## What you will do:
Write out every entry precisely as given, leaving the pictures out.

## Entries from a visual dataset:
= = = = = = =

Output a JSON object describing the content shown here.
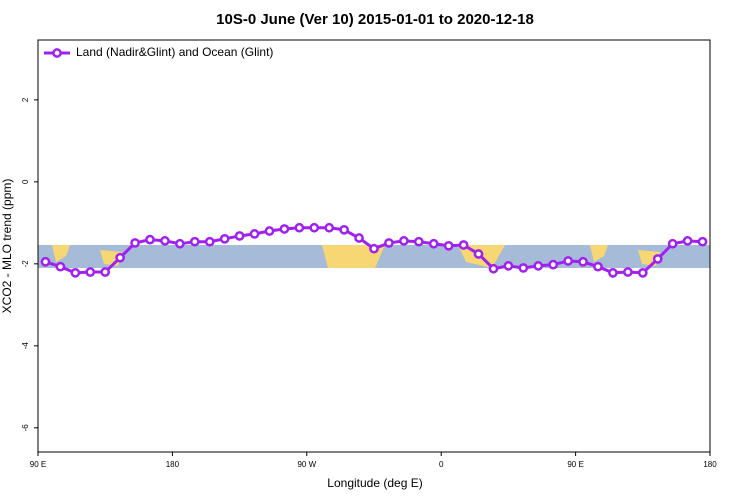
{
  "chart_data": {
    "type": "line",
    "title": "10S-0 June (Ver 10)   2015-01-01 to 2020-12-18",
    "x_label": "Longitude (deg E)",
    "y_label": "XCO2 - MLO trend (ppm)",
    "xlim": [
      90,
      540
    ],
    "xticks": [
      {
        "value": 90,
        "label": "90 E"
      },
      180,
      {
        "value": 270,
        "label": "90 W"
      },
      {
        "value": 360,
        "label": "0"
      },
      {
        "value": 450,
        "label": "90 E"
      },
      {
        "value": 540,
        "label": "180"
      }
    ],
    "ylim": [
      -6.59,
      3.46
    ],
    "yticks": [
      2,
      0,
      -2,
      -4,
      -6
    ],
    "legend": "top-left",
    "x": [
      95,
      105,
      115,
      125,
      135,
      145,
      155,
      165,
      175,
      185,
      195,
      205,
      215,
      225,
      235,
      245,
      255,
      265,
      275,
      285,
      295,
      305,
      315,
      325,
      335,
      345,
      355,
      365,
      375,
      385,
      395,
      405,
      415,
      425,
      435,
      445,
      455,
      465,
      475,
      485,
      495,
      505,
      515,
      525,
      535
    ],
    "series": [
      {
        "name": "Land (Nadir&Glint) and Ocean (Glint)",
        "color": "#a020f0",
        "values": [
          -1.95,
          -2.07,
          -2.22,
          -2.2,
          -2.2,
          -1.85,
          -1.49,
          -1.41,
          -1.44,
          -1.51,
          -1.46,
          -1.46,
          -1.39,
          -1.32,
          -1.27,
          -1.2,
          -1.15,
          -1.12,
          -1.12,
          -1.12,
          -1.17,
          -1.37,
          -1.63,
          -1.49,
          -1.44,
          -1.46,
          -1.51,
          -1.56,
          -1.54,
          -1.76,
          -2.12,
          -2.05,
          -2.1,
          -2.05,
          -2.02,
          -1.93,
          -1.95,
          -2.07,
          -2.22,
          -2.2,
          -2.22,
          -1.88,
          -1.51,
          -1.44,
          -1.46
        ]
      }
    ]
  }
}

= = = = = = =

## The answer:
Output a JSON object describing the content shown here.
{
  "chart_data": {
    "type": "line",
    "title": "10S-0 June (Ver 10)   2015-01-01 to 2020-12-18",
    "x_label": "Longitude (deg E)",
    "y_label": "XCO2 - MLO trend (ppm)",
    "xlim": [
      90,
      540
    ],
    "xticks": [
      {
        "value": 90,
        "label": "90 E"
      },
      180,
      {
        "value": 270,
        "label": "90 W"
      },
      {
        "value": 360,
        "label": "0"
      },
      {
        "value": 450,
        "label": "90 E"
      },
      {
        "value": 540,
        "label": "180"
      }
    ],
    "ylim": [
      -6.59,
      3.46
    ],
    "yticks": [
      2,
      0,
      -2,
      -4,
      -6
    ],
    "legend": "top-left",
    "x": [
      95,
      105,
      115,
      125,
      135,
      145,
      155,
      165,
      175,
      185,
      195,
      205,
      215,
      225,
      235,
      245,
      255,
      265,
      275,
      285,
      295,
      305,
      315,
      325,
      335,
      345,
      355,
      365,
      375,
      385,
      395,
      405,
      415,
      425,
      435,
      445,
      455,
      465,
      475,
      485,
      495,
      505,
      515,
      525,
      535
    ],
    "series": [
      {
        "name": "Land (Nadir&Glint) and Ocean (Glint)",
        "color": "#a020f0",
        "values": [
          -1.95,
          -2.07,
          -2.22,
          -2.2,
          -2.2,
          -1.85,
          -1.49,
          -1.41,
          -1.44,
          -1.51,
          -1.46,
          -1.46,
          -1.39,
          -1.32,
          -1.27,
          -1.2,
          -1.15,
          -1.12,
          -1.12,
          -1.12,
          -1.17,
          -1.37,
          -1.63,
          -1.49,
          -1.44,
          -1.46,
          -1.51,
          -1.56,
          -1.54,
          -1.76,
          -2.12,
          -2.05,
          -2.1,
          -2.05,
          -2.02,
          -1.93,
          -1.95,
          -2.07,
          -2.22,
          -2.2,
          -2.22,
          -1.88,
          -1.51,
          -1.44,
          -1.46
        ]
      }
    ]
  }
}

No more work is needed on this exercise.